[Dataset records]
● ● ● ● ● ● ●

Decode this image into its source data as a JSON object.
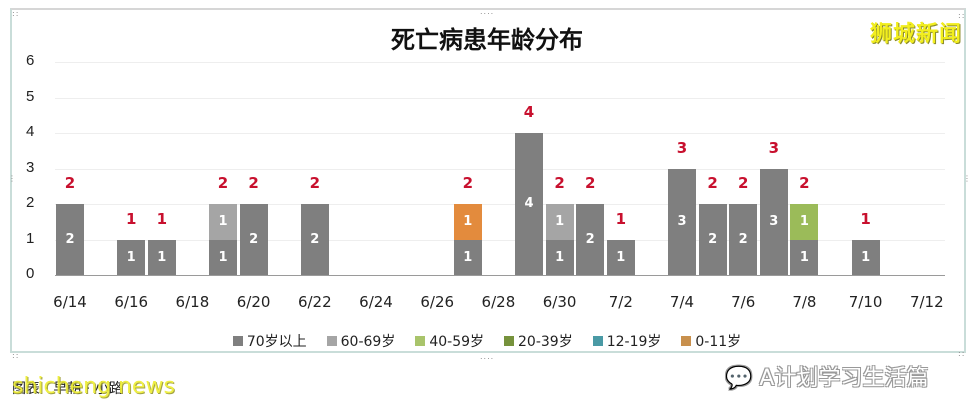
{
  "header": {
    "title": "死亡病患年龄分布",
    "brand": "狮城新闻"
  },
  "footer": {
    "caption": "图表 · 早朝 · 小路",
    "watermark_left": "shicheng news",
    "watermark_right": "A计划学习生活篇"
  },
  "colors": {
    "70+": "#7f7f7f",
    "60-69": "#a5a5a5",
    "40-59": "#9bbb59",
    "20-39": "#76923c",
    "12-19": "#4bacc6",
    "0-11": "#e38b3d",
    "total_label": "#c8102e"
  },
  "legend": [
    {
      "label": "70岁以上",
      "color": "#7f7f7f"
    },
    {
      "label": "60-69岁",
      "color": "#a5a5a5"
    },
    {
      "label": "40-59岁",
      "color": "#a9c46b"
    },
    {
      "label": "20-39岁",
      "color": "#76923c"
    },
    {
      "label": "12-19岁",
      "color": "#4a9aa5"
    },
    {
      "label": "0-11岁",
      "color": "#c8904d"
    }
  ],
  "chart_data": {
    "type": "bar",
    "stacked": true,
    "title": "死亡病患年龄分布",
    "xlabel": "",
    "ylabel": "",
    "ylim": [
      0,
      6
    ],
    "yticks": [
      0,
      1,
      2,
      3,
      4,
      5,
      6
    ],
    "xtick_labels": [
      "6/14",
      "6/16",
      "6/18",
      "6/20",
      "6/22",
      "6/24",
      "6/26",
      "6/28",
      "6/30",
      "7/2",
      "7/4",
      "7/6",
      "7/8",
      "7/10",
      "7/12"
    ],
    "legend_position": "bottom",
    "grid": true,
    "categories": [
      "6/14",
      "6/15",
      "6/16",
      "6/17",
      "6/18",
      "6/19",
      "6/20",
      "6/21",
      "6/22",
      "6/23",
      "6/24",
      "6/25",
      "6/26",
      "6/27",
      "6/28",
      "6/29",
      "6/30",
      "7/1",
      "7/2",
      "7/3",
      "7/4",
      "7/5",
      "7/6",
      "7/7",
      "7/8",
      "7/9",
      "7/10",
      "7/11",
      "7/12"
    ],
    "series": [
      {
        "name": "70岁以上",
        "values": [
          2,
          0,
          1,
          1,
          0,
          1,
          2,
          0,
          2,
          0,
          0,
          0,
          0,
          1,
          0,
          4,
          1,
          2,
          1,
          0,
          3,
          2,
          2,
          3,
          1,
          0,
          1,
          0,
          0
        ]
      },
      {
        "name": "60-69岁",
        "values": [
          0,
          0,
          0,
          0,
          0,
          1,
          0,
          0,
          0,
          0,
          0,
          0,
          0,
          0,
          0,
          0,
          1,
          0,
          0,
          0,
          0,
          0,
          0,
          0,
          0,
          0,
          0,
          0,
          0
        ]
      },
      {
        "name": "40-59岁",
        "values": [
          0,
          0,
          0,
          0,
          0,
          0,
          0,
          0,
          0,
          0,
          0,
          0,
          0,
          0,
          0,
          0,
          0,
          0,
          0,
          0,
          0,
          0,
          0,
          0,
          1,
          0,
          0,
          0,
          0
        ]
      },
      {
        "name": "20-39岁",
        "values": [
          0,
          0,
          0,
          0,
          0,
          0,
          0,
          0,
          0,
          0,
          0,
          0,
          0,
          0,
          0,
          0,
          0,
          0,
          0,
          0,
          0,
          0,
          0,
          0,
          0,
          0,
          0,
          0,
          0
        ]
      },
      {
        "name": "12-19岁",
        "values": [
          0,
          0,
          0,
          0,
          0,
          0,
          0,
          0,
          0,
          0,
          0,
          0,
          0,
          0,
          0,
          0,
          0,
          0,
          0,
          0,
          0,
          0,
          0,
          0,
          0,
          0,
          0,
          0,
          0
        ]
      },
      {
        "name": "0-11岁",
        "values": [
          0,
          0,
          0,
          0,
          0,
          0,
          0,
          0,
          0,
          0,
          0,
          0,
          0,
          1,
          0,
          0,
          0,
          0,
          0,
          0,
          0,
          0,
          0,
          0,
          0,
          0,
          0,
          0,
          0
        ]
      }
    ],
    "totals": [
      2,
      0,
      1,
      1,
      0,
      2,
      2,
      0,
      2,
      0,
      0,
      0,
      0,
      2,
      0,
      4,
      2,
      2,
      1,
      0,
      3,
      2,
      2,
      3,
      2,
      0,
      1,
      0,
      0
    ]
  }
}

● ● ● ● ● ● ●

Written instruction: Pictures don't belong in the copy. Restate all the entries exactly.

Task result:
Decode this image into its source data as a JSON object.
{
  "header": {
    "title": "死亡病患年龄分布",
    "brand": "狮城新闻"
  },
  "footer": {
    "caption": "图表 · 早朝 · 小路",
    "watermark_left": "shicheng news",
    "watermark_right": "A计划学习生活篇"
  },
  "colors": {
    "70+": "#7f7f7f",
    "60-69": "#a5a5a5",
    "40-59": "#9bbb59",
    "20-39": "#76923c",
    "12-19": "#4bacc6",
    "0-11": "#e38b3d",
    "total_label": "#c8102e"
  },
  "legend": [
    {
      "label": "70岁以上",
      "color": "#7f7f7f"
    },
    {
      "label": "60-69岁",
      "color": "#a5a5a5"
    },
    {
      "label": "40-59岁",
      "color": "#a9c46b"
    },
    {
      "label": "20-39岁",
      "color": "#76923c"
    },
    {
      "label": "12-19岁",
      "color": "#4a9aa5"
    },
    {
      "label": "0-11岁",
      "color": "#c8904d"
    }
  ],
  "chart_data": {
    "type": "bar",
    "stacked": true,
    "title": "死亡病患年龄分布",
    "xlabel": "",
    "ylabel": "",
    "ylim": [
      0,
      6
    ],
    "yticks": [
      0,
      1,
      2,
      3,
      4,
      5,
      6
    ],
    "xtick_labels": [
      "6/14",
      "6/16",
      "6/18",
      "6/20",
      "6/22",
      "6/24",
      "6/26",
      "6/28",
      "6/30",
      "7/2",
      "7/4",
      "7/6",
      "7/8",
      "7/10",
      "7/12"
    ],
    "legend_position": "bottom",
    "grid": true,
    "categories": [
      "6/14",
      "6/15",
      "6/16",
      "6/17",
      "6/18",
      "6/19",
      "6/20",
      "6/21",
      "6/22",
      "6/23",
      "6/24",
      "6/25",
      "6/26",
      "6/27",
      "6/28",
      "6/29",
      "6/30",
      "7/1",
      "7/2",
      "7/3",
      "7/4",
      "7/5",
      "7/6",
      "7/7",
      "7/8",
      "7/9",
      "7/10",
      "7/11",
      "7/12"
    ],
    "series": [
      {
        "name": "70岁以上",
        "values": [
          2,
          0,
          1,
          1,
          0,
          1,
          2,
          0,
          2,
          0,
          0,
          0,
          0,
          1,
          0,
          4,
          1,
          2,
          1,
          0,
          3,
          2,
          2,
          3,
          1,
          0,
          1,
          0,
          0
        ]
      },
      {
        "name": "60-69岁",
        "values": [
          0,
          0,
          0,
          0,
          0,
          1,
          0,
          0,
          0,
          0,
          0,
          0,
          0,
          0,
          0,
          0,
          1,
          0,
          0,
          0,
          0,
          0,
          0,
          0,
          0,
          0,
          0,
          0,
          0
        ]
      },
      {
        "name": "40-59岁",
        "values": [
          0,
          0,
          0,
          0,
          0,
          0,
          0,
          0,
          0,
          0,
          0,
          0,
          0,
          0,
          0,
          0,
          0,
          0,
          0,
          0,
          0,
          0,
          0,
          0,
          1,
          0,
          0,
          0,
          0
        ]
      },
      {
        "name": "20-39岁",
        "values": [
          0,
          0,
          0,
          0,
          0,
          0,
          0,
          0,
          0,
          0,
          0,
          0,
          0,
          0,
          0,
          0,
          0,
          0,
          0,
          0,
          0,
          0,
          0,
          0,
          0,
          0,
          0,
          0,
          0
        ]
      },
      {
        "name": "12-19岁",
        "values": [
          0,
          0,
          0,
          0,
          0,
          0,
          0,
          0,
          0,
          0,
          0,
          0,
          0,
          0,
          0,
          0,
          0,
          0,
          0,
          0,
          0,
          0,
          0,
          0,
          0,
          0,
          0,
          0,
          0
        ]
      },
      {
        "name": "0-11岁",
        "values": [
          0,
          0,
          0,
          0,
          0,
          0,
          0,
          0,
          0,
          0,
          0,
          0,
          0,
          1,
          0,
          0,
          0,
          0,
          0,
          0,
          0,
          0,
          0,
          0,
          0,
          0,
          0,
          0,
          0
        ]
      }
    ],
    "totals": [
      2,
      0,
      1,
      1,
      0,
      2,
      2,
      0,
      2,
      0,
      0,
      0,
      0,
      2,
      0,
      4,
      2,
      2,
      1,
      0,
      3,
      2,
      2,
      3,
      2,
      0,
      1,
      0,
      0
    ]
  }
}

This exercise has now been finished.